== Given instruction ==
Look for "United" in each line of the entries, and return the matching lines.
** start of Material provided **
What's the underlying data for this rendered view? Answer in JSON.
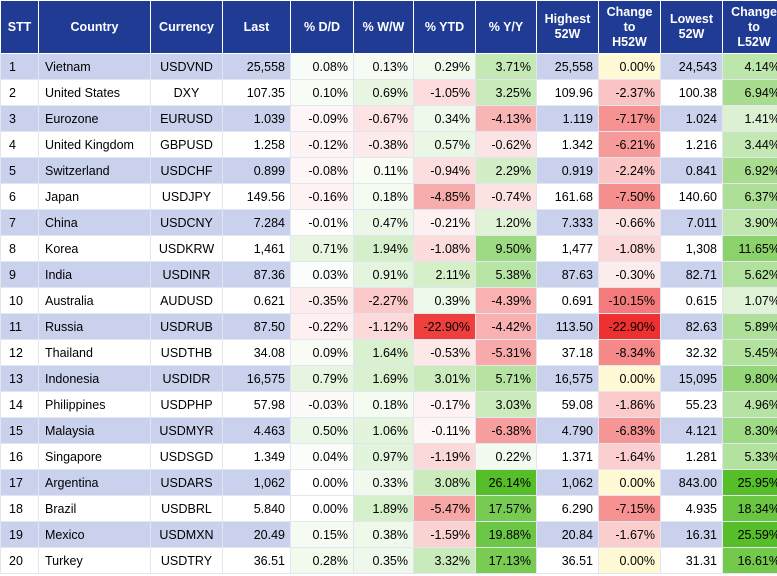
{
  "headers": {
    "stt": "STT",
    "country": "Country",
    "currency": "Currency",
    "last": "Last",
    "dd": "% D/D",
    "ww": "% W/W",
    "ytd": "% YTD",
    "yy": "% Y/Y",
    "h52_l1": "Highest",
    "h52_l2": "52W",
    "ch52_l1": "Change",
    "ch52_l2": "to",
    "ch52_l3": "H52W",
    "l52_l1": "Lowest",
    "l52_l2": "52W",
    "cl52_l1": "Change",
    "cl52_l2": "to",
    "cl52_l3": "L52W"
  },
  "rows": [
    {
      "stt": "1",
      "country": "Vietnam",
      "currency": "USDVND",
      "last": "25,558",
      "dd": "0.08%",
      "ww": "0.13%",
      "ytd": "0.29%",
      "yy": "3.71%",
      "h52": "25,558",
      "ch52": "0.00%",
      "l52": "24,543",
      "cl52": "4.14%"
    },
    {
      "stt": "2",
      "country": "United States",
      "currency": "DXY",
      "last": "107.35",
      "dd": "0.10%",
      "ww": "0.69%",
      "ytd": "-1.05%",
      "yy": "3.25%",
      "h52": "109.96",
      "ch52": "-2.37%",
      "l52": "100.38",
      "cl52": "6.94%"
    },
    {
      "stt": "3",
      "country": "Eurozone",
      "currency": "EURUSD",
      "last": "1.039",
      "dd": "-0.09%",
      "ww": "-0.67%",
      "ytd": "0.34%",
      "yy": "-4.13%",
      "h52": "1.119",
      "ch52": "-7.17%",
      "l52": "1.024",
      "cl52": "1.41%"
    },
    {
      "stt": "4",
      "country": "United Kingdom",
      "currency": "GBPUSD",
      "last": "1.258",
      "dd": "-0.12%",
      "ww": "-0.38%",
      "ytd": "0.57%",
      "yy": "-0.62%",
      "h52": "1.342",
      "ch52": "-6.21%",
      "l52": "1.216",
      "cl52": "3.44%"
    },
    {
      "stt": "5",
      "country": "Switzerland",
      "currency": "USDCHF",
      "last": "0.899",
      "dd": "-0.08%",
      "ww": "0.11%",
      "ytd": "-0.94%",
      "yy": "2.29%",
      "h52": "0.919",
      "ch52": "-2.24%",
      "l52": "0.841",
      "cl52": "6.92%"
    },
    {
      "stt": "6",
      "country": "Japan",
      "currency": "USDJPY",
      "last": "149.56",
      "dd": "-0.16%",
      "ww": "0.18%",
      "ytd": "-4.85%",
      "yy": "-0.74%",
      "h52": "161.68",
      "ch52": "-7.50%",
      "l52": "140.60",
      "cl52": "6.37%"
    },
    {
      "stt": "7",
      "country": "China",
      "currency": "USDCNY",
      "last": "7.284",
      "dd": "-0.01%",
      "ww": "0.47%",
      "ytd": "-0.21%",
      "yy": "1.20%",
      "h52": "7.333",
      "ch52": "-0.66%",
      "l52": "7.011",
      "cl52": "3.90%"
    },
    {
      "stt": "8",
      "country": "Korea",
      "currency": "USDKRW",
      "last": "1,461",
      "dd": "0.71%",
      "ww": "1.94%",
      "ytd": "-1.08%",
      "yy": "9.50%",
      "h52": "1,477",
      "ch52": "-1.08%",
      "l52": "1,308",
      "cl52": "11.65%"
    },
    {
      "stt": "9",
      "country": "India",
      "currency": "USDINR",
      "last": "87.36",
      "dd": "0.03%",
      "ww": "0.91%",
      "ytd": "2.11%",
      "yy": "5.38%",
      "h52": "87.63",
      "ch52": "-0.30%",
      "l52": "82.71",
      "cl52": "5.62%"
    },
    {
      "stt": "10",
      "country": "Australia",
      "currency": "AUDUSD",
      "last": "0.621",
      "dd": "-0.35%",
      "ww": "-2.27%",
      "ytd": "0.39%",
      "yy": "-4.39%",
      "h52": "0.691",
      "ch52": "-10.15%",
      "l52": "0.615",
      "cl52": "1.07%"
    },
    {
      "stt": "11",
      "country": "Russia",
      "currency": "USDRUB",
      "last": "87.50",
      "dd": "-0.22%",
      "ww": "-1.12%",
      "ytd": "-22.90%",
      "yy": "-4.42%",
      "h52": "113.50",
      "ch52": "-22.90%",
      "l52": "82.63",
      "cl52": "5.89%"
    },
    {
      "stt": "12",
      "country": "Thailand",
      "currency": "USDTHB",
      "last": "34.08",
      "dd": "0.09%",
      "ww": "1.64%",
      "ytd": "-0.53%",
      "yy": "-5.31%",
      "h52": "37.18",
      "ch52": "-8.34%",
      "l52": "32.32",
      "cl52": "5.45%"
    },
    {
      "stt": "13",
      "country": "Indonesia",
      "currency": "USDIDR",
      "last": "16,575",
      "dd": "0.79%",
      "ww": "1.69%",
      "ytd": "3.01%",
      "yy": "5.71%",
      "h52": "16,575",
      "ch52": "0.00%",
      "l52": "15,095",
      "cl52": "9.80%"
    },
    {
      "stt": "14",
      "country": "Philippines",
      "currency": "USDPHP",
      "last": "57.98",
      "dd": "-0.03%",
      "ww": "0.18%",
      "ytd": "-0.17%",
      "yy": "3.03%",
      "h52": "59.08",
      "ch52": "-1.86%",
      "l52": "55.23",
      "cl52": "4.96%"
    },
    {
      "stt": "15",
      "country": "Malaysia",
      "currency": "USDMYR",
      "last": "4.463",
      "dd": "0.50%",
      "ww": "1.06%",
      "ytd": "-0.11%",
      "yy": "-6.38%",
      "h52": "4.790",
      "ch52": "-6.83%",
      "l52": "4.121",
      "cl52": "8.30%"
    },
    {
      "stt": "16",
      "country": "Singapore",
      "currency": "USDSGD",
      "last": "1.349",
      "dd": "0.04%",
      "ww": "0.97%",
      "ytd": "-1.19%",
      "yy": "0.22%",
      "h52": "1.371",
      "ch52": "-1.64%",
      "l52": "1.281",
      "cl52": "5.33%"
    },
    {
      "stt": "17",
      "country": "Argentina",
      "currency": "USDARS",
      "last": "1,062",
      "dd": "0.00%",
      "ww": "0.33%",
      "ytd": "3.08%",
      "yy": "26.14%",
      "h52": "1,062",
      "ch52": "0.00%",
      "l52": "843.00",
      "cl52": "25.95%"
    },
    {
      "stt": "18",
      "country": "Brazil",
      "currency": "USDBRL",
      "last": "5.840",
      "dd": "0.00%",
      "ww": "1.89%",
      "ytd": "-5.47%",
      "yy": "17.57%",
      "h52": "6.290",
      "ch52": "-7.15%",
      "l52": "4.935",
      "cl52": "18.34%"
    },
    {
      "stt": "19",
      "country": "Mexico",
      "currency": "USDMXN",
      "last": "20.49",
      "dd": "0.15%",
      "ww": "0.38%",
      "ytd": "-1.59%",
      "yy": "19.88%",
      "h52": "20.84",
      "ch52": "-1.67%",
      "l52": "16.31",
      "cl52": "25.59%"
    },
    {
      "stt": "20",
      "country": "Turkey",
      "currency": "USDTRY",
      "last": "36.51",
      "dd": "0.28%",
      "ww": "0.35%",
      "ytd": "3.32%",
      "yy": "17.13%",
      "h52": "36.51",
      "ch52": "0.00%",
      "l52": "31.31",
      "cl52": "16.61%"
    }
  ]
}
** end of Material provided **
== Solution to the problem ==
      "country": "United States",
      "country": "United Kingdom",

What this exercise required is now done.